--- Problem statement ---
Look over the lines below. Report each one that includes the string "хозяйства".

--- Records shown ---

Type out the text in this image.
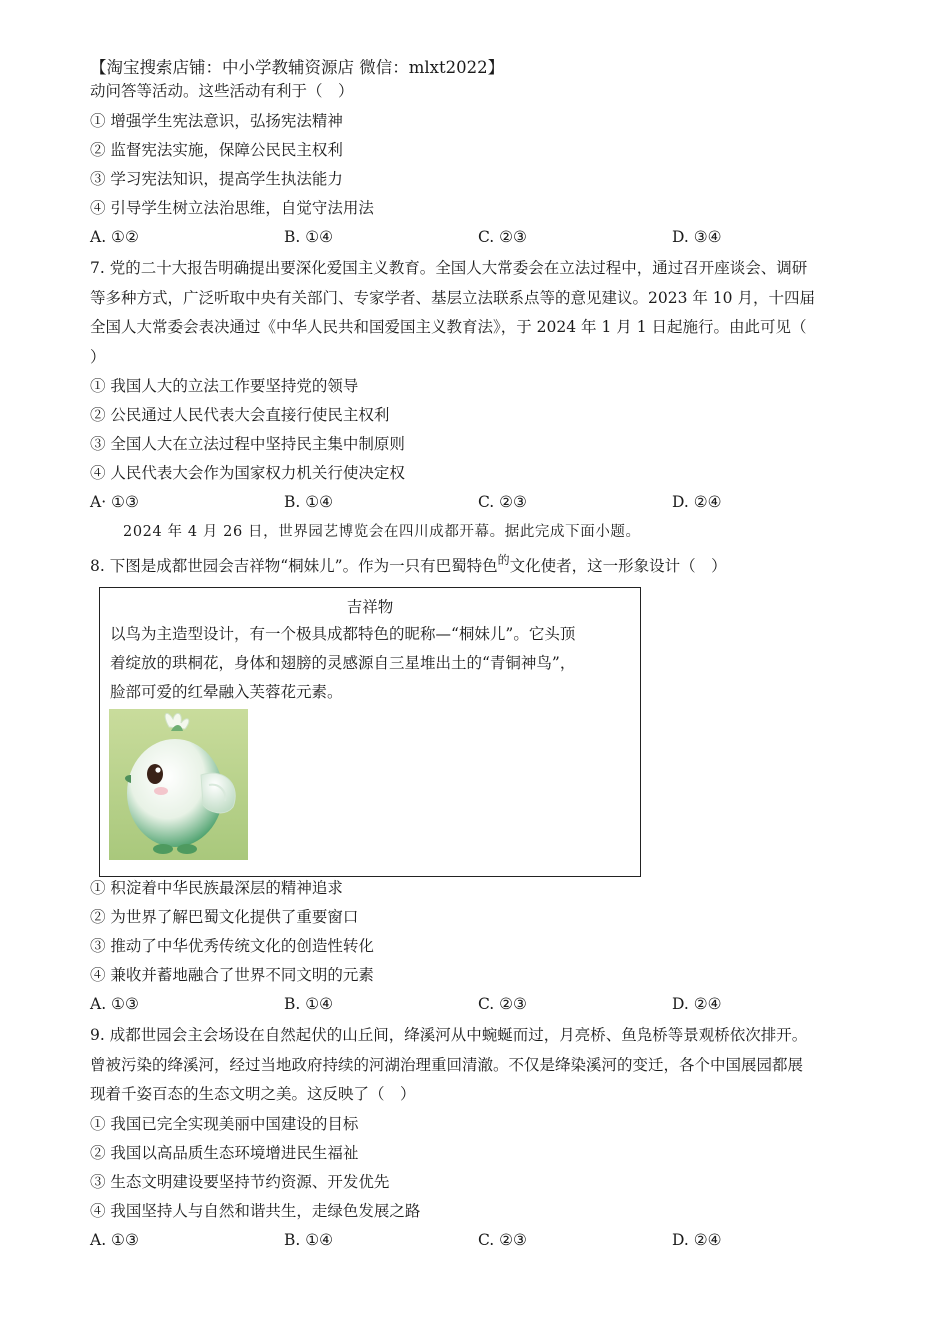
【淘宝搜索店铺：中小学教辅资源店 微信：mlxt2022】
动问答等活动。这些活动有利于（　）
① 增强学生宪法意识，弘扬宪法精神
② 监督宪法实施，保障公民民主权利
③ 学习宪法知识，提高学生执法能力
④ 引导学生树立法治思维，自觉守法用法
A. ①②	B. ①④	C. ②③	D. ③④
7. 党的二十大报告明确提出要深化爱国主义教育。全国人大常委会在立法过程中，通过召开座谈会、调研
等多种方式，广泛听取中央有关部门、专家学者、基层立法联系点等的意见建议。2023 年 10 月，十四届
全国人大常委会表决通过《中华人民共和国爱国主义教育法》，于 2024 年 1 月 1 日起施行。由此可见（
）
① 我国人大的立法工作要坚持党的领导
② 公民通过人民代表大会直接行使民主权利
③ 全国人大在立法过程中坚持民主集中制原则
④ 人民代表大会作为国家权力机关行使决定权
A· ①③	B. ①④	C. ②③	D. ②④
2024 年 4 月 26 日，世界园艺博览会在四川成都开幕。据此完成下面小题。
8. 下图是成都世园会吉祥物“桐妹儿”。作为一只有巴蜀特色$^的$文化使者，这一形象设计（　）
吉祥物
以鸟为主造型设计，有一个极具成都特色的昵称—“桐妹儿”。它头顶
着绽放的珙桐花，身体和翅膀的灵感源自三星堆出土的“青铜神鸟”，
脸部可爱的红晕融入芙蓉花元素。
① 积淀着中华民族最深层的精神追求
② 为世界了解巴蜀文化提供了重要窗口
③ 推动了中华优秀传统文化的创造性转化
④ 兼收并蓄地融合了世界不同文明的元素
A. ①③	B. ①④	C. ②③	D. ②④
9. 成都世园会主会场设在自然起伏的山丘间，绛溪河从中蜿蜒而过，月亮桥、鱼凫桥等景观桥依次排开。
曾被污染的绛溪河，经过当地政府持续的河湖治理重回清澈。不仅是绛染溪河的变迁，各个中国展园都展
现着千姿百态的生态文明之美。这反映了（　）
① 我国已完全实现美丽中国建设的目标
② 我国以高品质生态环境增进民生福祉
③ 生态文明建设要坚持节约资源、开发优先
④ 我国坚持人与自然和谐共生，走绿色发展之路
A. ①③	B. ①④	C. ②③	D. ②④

...

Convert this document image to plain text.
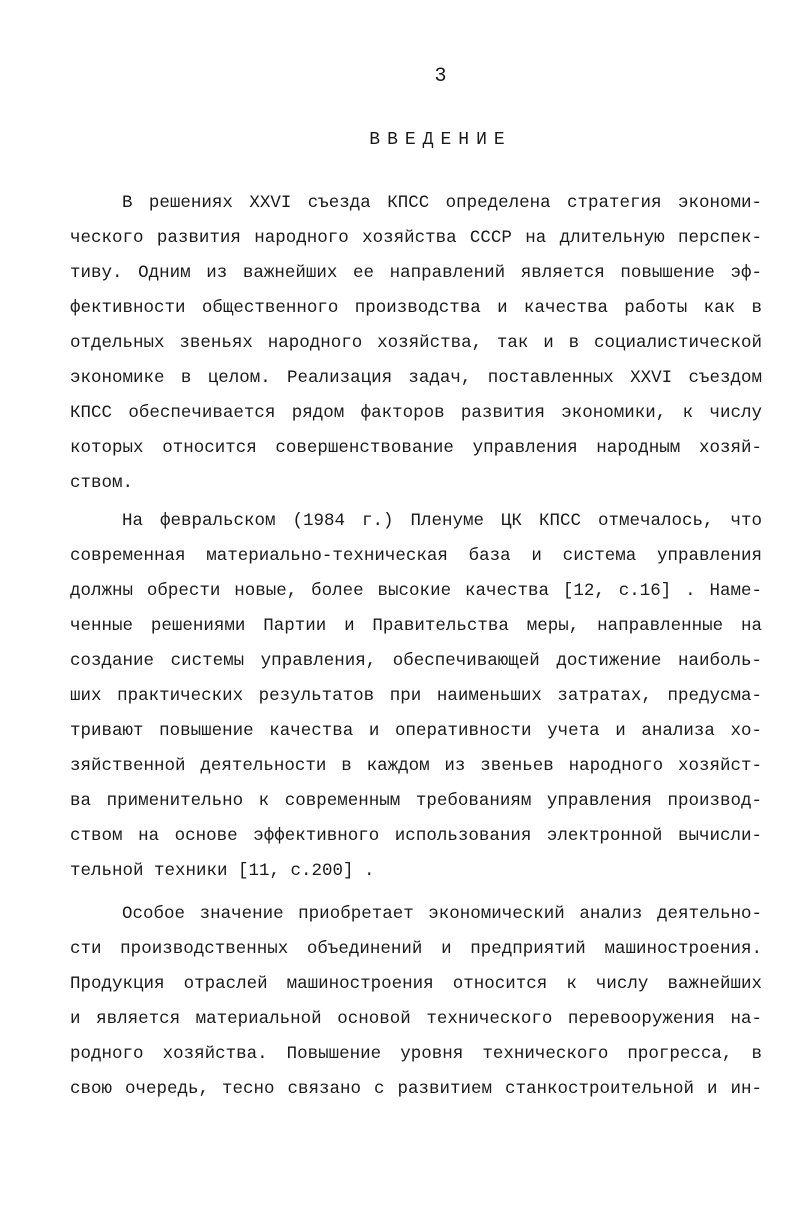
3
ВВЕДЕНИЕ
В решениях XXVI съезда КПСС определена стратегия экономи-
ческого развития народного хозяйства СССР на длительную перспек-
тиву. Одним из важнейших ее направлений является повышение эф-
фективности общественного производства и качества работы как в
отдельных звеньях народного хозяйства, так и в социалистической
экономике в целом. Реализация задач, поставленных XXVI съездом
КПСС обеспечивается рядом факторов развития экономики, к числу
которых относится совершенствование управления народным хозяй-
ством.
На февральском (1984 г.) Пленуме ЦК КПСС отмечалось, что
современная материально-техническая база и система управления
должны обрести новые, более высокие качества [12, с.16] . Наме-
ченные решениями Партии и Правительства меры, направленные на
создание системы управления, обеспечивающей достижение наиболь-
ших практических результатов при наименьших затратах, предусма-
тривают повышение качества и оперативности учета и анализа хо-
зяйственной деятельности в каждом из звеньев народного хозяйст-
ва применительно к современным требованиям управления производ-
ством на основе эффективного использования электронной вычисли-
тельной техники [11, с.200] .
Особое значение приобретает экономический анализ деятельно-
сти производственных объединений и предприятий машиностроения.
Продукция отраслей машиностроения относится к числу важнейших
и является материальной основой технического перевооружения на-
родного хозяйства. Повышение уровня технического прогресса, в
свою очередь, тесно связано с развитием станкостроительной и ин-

--- Finished answer ---
ческого развития народного хозяйства СССР на длительную перспек-
отдельных звеньях народного хозяйства, так и в социалистической
родного хозяйства. Повышение уровня технического прогресса, в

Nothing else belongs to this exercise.